---------- Given entries

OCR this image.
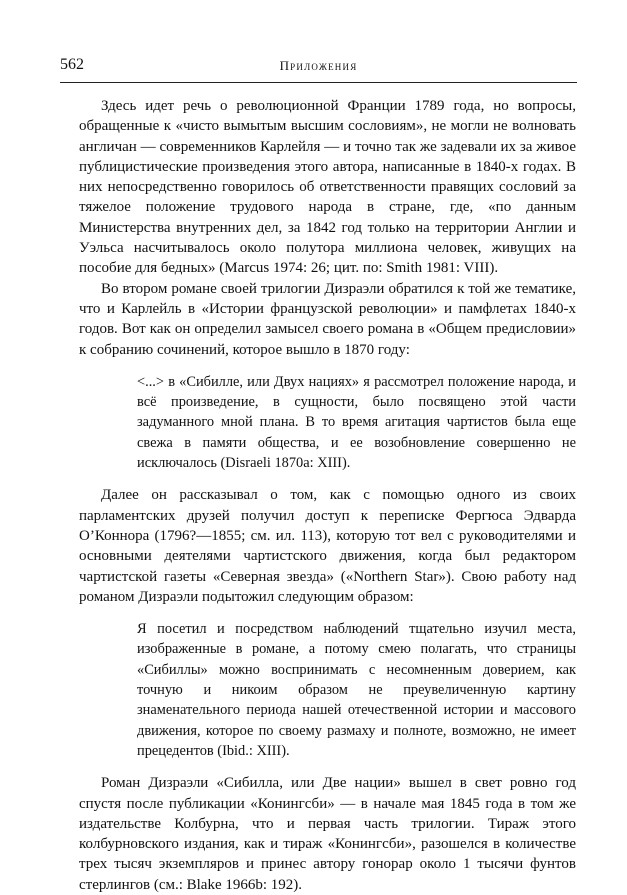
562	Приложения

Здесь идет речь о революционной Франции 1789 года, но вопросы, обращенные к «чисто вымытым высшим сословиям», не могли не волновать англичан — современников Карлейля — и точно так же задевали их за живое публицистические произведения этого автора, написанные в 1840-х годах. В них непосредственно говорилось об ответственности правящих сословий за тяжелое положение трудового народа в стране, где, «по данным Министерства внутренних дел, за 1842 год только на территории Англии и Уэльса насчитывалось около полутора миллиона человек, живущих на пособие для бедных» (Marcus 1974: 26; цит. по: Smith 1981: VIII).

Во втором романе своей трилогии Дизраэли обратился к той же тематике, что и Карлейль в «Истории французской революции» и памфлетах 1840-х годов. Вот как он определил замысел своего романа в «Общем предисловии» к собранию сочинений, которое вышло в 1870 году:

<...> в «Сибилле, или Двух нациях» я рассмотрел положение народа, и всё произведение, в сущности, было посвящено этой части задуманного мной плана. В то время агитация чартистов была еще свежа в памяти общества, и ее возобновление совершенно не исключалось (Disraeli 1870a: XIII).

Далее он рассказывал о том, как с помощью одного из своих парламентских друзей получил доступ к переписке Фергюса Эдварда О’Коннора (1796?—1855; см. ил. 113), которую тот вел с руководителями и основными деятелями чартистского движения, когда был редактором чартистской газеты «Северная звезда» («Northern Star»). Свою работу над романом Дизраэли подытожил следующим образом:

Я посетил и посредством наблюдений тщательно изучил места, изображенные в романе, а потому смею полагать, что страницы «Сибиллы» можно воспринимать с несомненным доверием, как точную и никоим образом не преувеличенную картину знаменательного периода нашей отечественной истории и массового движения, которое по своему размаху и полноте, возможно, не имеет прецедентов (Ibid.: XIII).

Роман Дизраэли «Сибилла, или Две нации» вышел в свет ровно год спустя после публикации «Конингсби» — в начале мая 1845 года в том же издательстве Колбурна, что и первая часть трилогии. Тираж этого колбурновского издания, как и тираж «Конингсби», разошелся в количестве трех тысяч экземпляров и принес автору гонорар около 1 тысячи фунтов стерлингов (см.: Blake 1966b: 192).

--------------------
---------- Given entries

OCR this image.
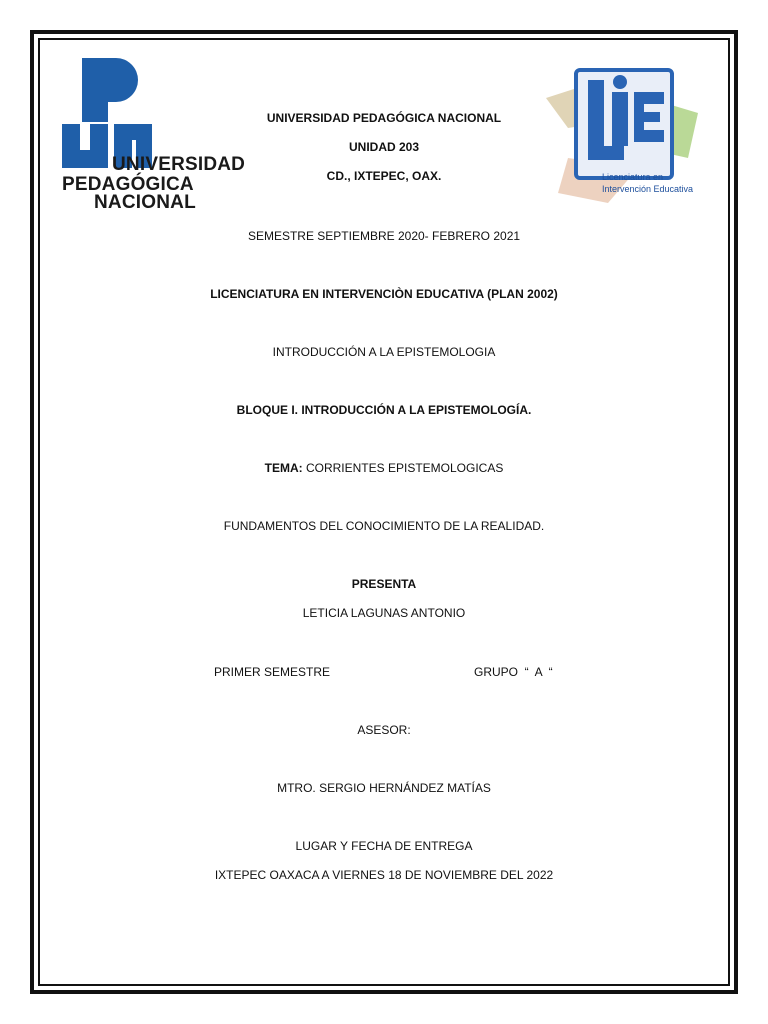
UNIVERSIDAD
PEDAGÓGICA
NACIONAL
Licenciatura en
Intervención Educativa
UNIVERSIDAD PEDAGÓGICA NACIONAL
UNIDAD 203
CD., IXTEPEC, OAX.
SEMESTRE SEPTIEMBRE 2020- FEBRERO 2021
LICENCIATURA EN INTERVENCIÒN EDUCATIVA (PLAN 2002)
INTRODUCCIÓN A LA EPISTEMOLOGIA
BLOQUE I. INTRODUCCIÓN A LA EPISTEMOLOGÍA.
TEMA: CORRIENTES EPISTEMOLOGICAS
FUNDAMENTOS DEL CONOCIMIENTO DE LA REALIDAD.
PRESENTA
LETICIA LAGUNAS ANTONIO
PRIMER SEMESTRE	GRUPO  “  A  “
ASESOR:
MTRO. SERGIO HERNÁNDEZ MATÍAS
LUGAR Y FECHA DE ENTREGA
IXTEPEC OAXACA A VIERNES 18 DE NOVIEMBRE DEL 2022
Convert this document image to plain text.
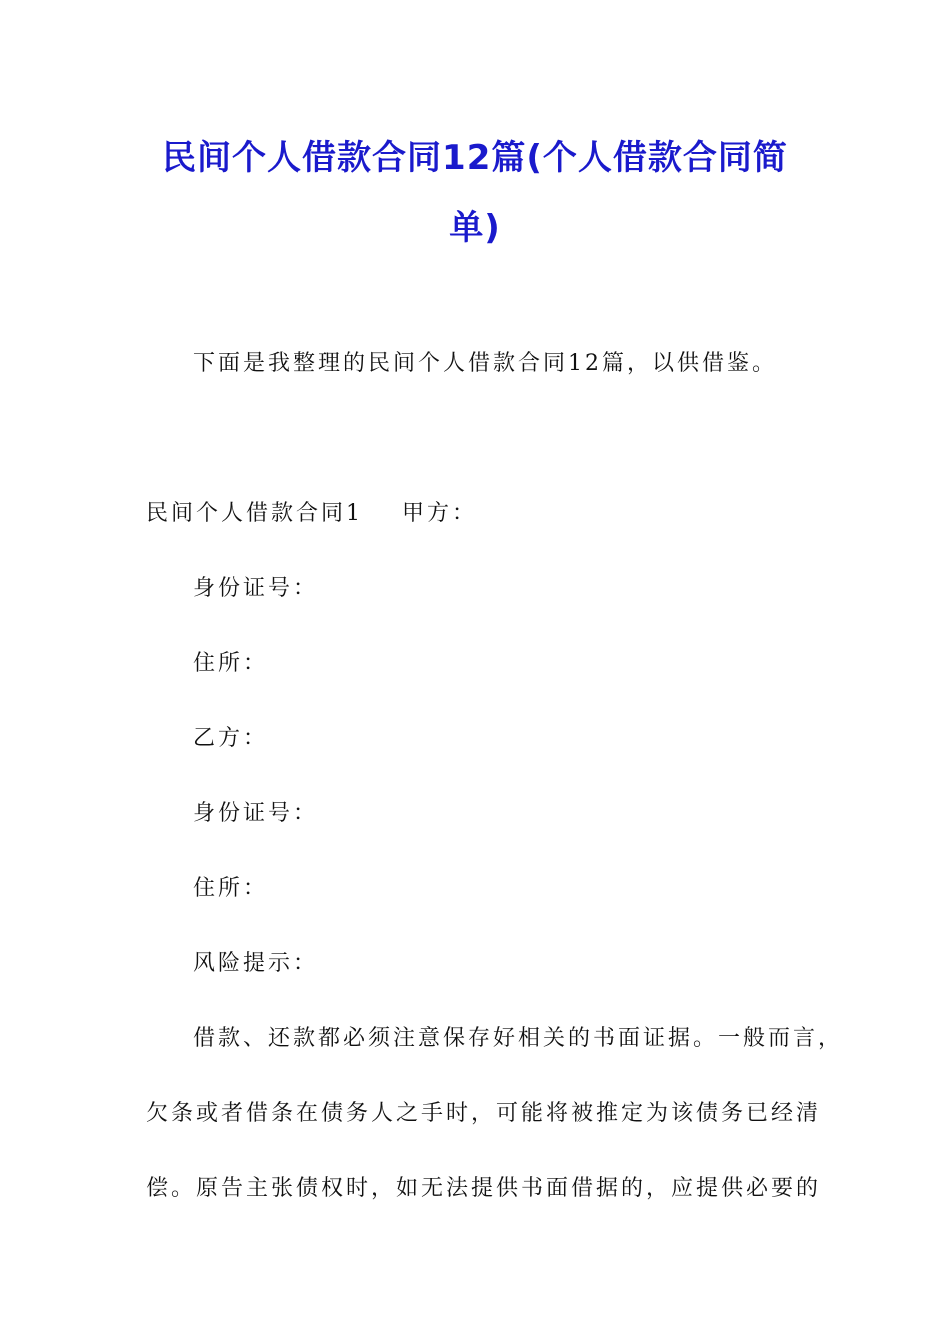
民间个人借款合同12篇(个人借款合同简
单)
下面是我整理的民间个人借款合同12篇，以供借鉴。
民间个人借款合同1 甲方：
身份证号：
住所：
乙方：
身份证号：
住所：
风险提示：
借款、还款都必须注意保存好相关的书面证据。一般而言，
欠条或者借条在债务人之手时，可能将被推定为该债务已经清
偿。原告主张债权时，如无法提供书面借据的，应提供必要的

--------------------

## Set problem
Make a copy of each line that contains the string "NACIONAL".

## Answer in full
NACIONAL
UNIVERSIDAD PEDAGÓGICA NACIONAL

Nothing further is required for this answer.